Entries provided:

+ + +

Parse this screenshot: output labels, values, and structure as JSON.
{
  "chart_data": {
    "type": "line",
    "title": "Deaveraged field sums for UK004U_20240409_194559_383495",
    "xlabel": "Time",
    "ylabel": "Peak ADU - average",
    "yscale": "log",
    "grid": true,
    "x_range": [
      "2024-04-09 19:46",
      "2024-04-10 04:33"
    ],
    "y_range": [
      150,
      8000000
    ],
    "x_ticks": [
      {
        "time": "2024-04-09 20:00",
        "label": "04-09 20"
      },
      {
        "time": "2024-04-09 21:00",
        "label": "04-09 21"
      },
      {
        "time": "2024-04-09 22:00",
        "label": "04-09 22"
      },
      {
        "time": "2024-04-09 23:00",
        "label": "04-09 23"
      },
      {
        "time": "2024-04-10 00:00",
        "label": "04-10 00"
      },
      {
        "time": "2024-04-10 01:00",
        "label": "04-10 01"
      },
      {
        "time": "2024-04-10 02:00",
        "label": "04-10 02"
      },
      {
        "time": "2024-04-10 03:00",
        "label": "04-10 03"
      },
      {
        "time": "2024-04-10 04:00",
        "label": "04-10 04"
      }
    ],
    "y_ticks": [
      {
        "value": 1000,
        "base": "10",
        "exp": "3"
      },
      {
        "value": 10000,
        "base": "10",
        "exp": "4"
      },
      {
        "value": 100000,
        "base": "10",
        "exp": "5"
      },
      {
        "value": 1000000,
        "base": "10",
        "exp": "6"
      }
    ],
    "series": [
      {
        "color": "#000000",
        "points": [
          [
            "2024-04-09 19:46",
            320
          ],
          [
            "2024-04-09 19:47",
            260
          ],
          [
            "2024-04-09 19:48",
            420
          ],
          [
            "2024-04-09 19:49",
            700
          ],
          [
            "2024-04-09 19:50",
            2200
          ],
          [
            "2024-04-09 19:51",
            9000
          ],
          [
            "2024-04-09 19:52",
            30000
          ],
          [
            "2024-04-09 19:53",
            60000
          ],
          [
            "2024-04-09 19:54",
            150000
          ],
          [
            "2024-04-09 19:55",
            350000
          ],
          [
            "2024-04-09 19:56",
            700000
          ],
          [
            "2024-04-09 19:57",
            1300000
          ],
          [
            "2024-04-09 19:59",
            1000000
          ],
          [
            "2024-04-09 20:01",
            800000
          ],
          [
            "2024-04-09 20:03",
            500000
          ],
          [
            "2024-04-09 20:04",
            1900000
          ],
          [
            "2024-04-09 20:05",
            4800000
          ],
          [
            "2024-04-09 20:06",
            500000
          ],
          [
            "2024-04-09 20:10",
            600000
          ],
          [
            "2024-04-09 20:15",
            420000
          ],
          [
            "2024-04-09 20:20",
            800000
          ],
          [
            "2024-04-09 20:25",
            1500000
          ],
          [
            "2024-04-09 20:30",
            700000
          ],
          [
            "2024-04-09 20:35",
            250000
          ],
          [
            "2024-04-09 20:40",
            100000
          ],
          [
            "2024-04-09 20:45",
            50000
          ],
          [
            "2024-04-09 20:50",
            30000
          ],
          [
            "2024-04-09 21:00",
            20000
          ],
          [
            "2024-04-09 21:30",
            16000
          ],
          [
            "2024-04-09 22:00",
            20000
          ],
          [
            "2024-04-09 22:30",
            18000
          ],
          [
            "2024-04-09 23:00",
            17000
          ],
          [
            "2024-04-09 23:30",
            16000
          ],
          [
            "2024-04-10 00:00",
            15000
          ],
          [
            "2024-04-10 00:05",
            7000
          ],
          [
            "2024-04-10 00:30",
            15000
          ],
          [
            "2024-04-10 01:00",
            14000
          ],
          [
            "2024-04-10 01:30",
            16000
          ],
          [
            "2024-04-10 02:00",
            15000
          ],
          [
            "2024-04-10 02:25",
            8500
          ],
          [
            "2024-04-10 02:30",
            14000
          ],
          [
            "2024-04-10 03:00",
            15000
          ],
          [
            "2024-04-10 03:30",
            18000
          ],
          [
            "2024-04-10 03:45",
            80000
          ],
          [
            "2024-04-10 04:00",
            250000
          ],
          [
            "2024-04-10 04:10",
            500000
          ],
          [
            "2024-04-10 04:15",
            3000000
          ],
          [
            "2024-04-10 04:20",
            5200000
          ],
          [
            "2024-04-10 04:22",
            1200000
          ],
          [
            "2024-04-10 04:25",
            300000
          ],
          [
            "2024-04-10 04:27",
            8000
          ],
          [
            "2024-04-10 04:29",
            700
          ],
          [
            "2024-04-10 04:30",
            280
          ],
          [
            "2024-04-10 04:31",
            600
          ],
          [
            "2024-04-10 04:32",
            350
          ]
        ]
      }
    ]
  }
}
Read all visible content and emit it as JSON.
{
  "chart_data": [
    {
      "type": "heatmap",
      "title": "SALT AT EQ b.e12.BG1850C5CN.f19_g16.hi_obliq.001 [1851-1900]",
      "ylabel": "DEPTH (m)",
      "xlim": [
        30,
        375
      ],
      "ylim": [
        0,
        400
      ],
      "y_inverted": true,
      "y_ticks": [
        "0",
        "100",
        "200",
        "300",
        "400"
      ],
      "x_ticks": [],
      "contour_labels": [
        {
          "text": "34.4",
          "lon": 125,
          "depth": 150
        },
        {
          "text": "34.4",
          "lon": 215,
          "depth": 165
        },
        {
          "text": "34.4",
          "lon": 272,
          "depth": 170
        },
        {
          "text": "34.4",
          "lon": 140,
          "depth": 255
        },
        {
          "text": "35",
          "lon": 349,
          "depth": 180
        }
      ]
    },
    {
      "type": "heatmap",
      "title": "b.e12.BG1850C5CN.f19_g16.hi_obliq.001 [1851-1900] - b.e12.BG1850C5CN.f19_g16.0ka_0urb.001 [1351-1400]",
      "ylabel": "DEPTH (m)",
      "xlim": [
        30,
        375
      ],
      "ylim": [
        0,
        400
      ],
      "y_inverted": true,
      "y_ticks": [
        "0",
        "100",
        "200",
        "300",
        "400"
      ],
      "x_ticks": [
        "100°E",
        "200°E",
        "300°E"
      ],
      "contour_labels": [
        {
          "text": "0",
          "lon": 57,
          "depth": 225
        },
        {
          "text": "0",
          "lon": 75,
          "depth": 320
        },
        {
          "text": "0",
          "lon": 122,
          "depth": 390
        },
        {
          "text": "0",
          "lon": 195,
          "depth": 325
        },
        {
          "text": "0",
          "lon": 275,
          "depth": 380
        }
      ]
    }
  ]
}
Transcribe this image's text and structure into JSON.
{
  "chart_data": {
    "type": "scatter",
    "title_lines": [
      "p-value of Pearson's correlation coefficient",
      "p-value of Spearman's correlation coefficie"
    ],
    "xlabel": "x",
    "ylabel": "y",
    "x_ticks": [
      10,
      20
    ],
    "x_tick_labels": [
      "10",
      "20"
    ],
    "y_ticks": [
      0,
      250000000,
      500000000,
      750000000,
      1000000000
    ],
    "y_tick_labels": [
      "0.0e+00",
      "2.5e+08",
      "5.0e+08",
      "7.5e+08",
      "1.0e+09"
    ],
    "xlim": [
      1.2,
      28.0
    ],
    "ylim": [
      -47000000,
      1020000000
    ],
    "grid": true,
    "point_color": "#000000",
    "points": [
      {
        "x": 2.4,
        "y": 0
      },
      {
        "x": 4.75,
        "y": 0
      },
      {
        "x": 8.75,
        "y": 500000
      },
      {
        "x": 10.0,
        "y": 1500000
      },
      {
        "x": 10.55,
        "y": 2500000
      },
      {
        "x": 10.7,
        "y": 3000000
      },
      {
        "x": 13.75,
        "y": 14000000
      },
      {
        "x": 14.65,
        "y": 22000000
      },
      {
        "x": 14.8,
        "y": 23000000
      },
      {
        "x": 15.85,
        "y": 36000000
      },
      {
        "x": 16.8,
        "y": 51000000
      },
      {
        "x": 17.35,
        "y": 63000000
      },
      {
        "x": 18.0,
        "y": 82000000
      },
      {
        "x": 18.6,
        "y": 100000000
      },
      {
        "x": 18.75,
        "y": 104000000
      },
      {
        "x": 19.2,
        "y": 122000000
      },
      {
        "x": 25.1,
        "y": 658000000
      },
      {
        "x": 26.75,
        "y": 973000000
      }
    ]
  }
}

+ + +

Find the lines with the string "ylabel" and reproduce them.

Result:
    "ylabel": "Peak ADU - average",
      "ylabel": "DEPTH (m)",
      "ylabel": "DEPTH (m)",
    "ylabel": "y",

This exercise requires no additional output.